Omit all images, then return the remaining material exactly as it stands.
* Begin Data supplied *
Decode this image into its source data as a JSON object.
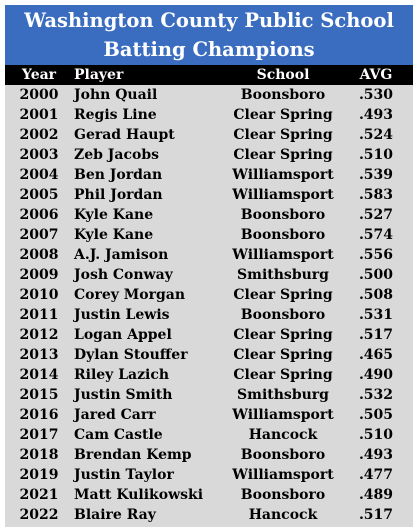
{
  "title": {
    "line1": "Washington County Public School",
    "line2": "Batting Champions"
  },
  "columns": {
    "year": "Year",
    "player": "Player",
    "school": "School",
    "avg": "AVG"
  },
  "colors": {
    "title_bg": "#3a6dbf",
    "title_text": "#ffffff",
    "header_bg": "#000000",
    "body_bg": "#d9d9d9"
  },
  "rows": [
    {
      "year": "2000",
      "player": "John Quail",
      "school": "Boonsboro",
      "avg": ".530"
    },
    {
      "year": "2001",
      "player": "Regis Line",
      "school": "Clear Spring",
      "avg": ".493"
    },
    {
      "year": "2002",
      "player": "Gerad Haupt",
      "school": "Clear Spring",
      "avg": ".524"
    },
    {
      "year": "2003",
      "player": "Zeb Jacobs",
      "school": "Clear Spring",
      "avg": ".510"
    },
    {
      "year": "2004",
      "player": "Ben Jordan",
      "school": "Williamsport",
      "avg": ".539"
    },
    {
      "year": "2005",
      "player": "Phil Jordan",
      "school": "Williamsport",
      "avg": ".583"
    },
    {
      "year": "2006",
      "player": "Kyle Kane",
      "school": "Boonsboro",
      "avg": ".527"
    },
    {
      "year": "2007",
      "player": "Kyle Kane",
      "school": "Boonsboro",
      "avg": ".574"
    },
    {
      "year": "2008",
      "player": "A.J. Jamison",
      "school": "Williamsport",
      "avg": ".556"
    },
    {
      "year": "2009",
      "player": "Josh Conway",
      "school": "Smithsburg",
      "avg": ".500"
    },
    {
      "year": "2010",
      "player": "Corey Morgan",
      "school": "Clear Spring",
      "avg": ".508"
    },
    {
      "year": "2011",
      "player": "Justin Lewis",
      "school": "Boonsboro",
      "avg": ".531"
    },
    {
      "year": "2012",
      "player": "Logan Appel",
      "school": "Clear Spring",
      "avg": ".517"
    },
    {
      "year": "2013",
      "player": "Dylan Stouffer",
      "school": "Clear Spring",
      "avg": ".465"
    },
    {
      "year": "2014",
      "player": "Riley Lazich",
      "school": "Clear Spring",
      "avg": ".490"
    },
    {
      "year": "2015",
      "player": "Justin Smith",
      "school": "Smithsburg",
      "avg": ".532"
    },
    {
      "year": "2016",
      "player": "Jared Carr",
      "school": "Williamsport",
      "avg": ".505"
    },
    {
      "year": "2017",
      "player": "Cam Castle",
      "school": "Hancock",
      "avg": ".510"
    },
    {
      "year": "2018",
      "player": "Brendan Kemp",
      "school": "Boonsboro",
      "avg": ".493"
    },
    {
      "year": "2019",
      "player": "Justin Taylor",
      "school": "Williamsport",
      "avg": ".477"
    },
    {
      "year": "2021",
      "player": "Matt Kulikowski",
      "school": "Boonsboro",
      "avg": ".489"
    },
    {
      "year": "2022",
      "player": "Blaire Ray",
      "school": "Hancock",
      "avg": ".517"
    }
  ]
}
* End Data supplied *
Finished exercise:
Decode this image into its source data as a JSON object.
{
  "title": {
    "line1": "Washington County Public School",
    "line2": "Batting Champions"
  },
  "columns": {
    "year": "Year",
    "player": "Player",
    "school": "School",
    "avg": "AVG"
  },
  "colors": {
    "title_bg": "#3a6dbf",
    "title_text": "#ffffff",
    "header_bg": "#000000",
    "body_bg": "#d9d9d9"
  },
  "rows": [
    {
      "year": "2000",
      "player": "John Quail",
      "school": "Boonsboro",
      "avg": ".530"
    },
    {
      "year": "2001",
      "player": "Regis Line",
      "school": "Clear Spring",
      "avg": ".493"
    },
    {
      "year": "2002",
      "player": "Gerad Haupt",
      "school": "Clear Spring",
      "avg": ".524"
    },
    {
      "year": "2003",
      "player": "Zeb Jacobs",
      "school": "Clear Spring",
      "avg": ".510"
    },
    {
      "year": "2004",
      "player": "Ben Jordan",
      "school": "Williamsport",
      "avg": ".539"
    },
    {
      "year": "2005",
      "player": "Phil Jordan",
      "school": "Williamsport",
      "avg": ".583"
    },
    {
      "year": "2006",
      "player": "Kyle Kane",
      "school": "Boonsboro",
      "avg": ".527"
    },
    {
      "year": "2007",
      "player": "Kyle Kane",
      "school": "Boonsboro",
      "avg": ".574"
    },
    {
      "year": "2008",
      "player": "A.J. Jamison",
      "school": "Williamsport",
      "avg": ".556"
    },
    {
      "year": "2009",
      "player": "Josh Conway",
      "school": "Smithsburg",
      "avg": ".500"
    },
    {
      "year": "2010",
      "player": "Corey Morgan",
      "school": "Clear Spring",
      "avg": ".508"
    },
    {
      "year": "2011",
      "player": "Justin Lewis",
      "school": "Boonsboro",
      "avg": ".531"
    },
    {
      "year": "2012",
      "player": "Logan Appel",
      "school": "Clear Spring",
      "avg": ".517"
    },
    {
      "year": "2013",
      "player": "Dylan Stouffer",
      "school": "Clear Spring",
      "avg": ".465"
    },
    {
      "year": "2014",
      "player": "Riley Lazich",
      "school": "Clear Spring",
      "avg": ".490"
    },
    {
      "year": "2015",
      "player": "Justin Smith",
      "school": "Smithsburg",
      "avg": ".532"
    },
    {
      "year": "2016",
      "player": "Jared Carr",
      "school": "Williamsport",
      "avg": ".505"
    },
    {
      "year": "2017",
      "player": "Cam Castle",
      "school": "Hancock",
      "avg": ".510"
    },
    {
      "year": "2018",
      "player": "Brendan Kemp",
      "school": "Boonsboro",
      "avg": ".493"
    },
    {
      "year": "2019",
      "player": "Justin Taylor",
      "school": "Williamsport",
      "avg": ".477"
    },
    {
      "year": "2021",
      "player": "Matt Kulikowski",
      "school": "Boonsboro",
      "avg": ".489"
    },
    {
      "year": "2022",
      "player": "Blaire Ray",
      "school": "Hancock",
      "avg": ".517"
    }
  ]
}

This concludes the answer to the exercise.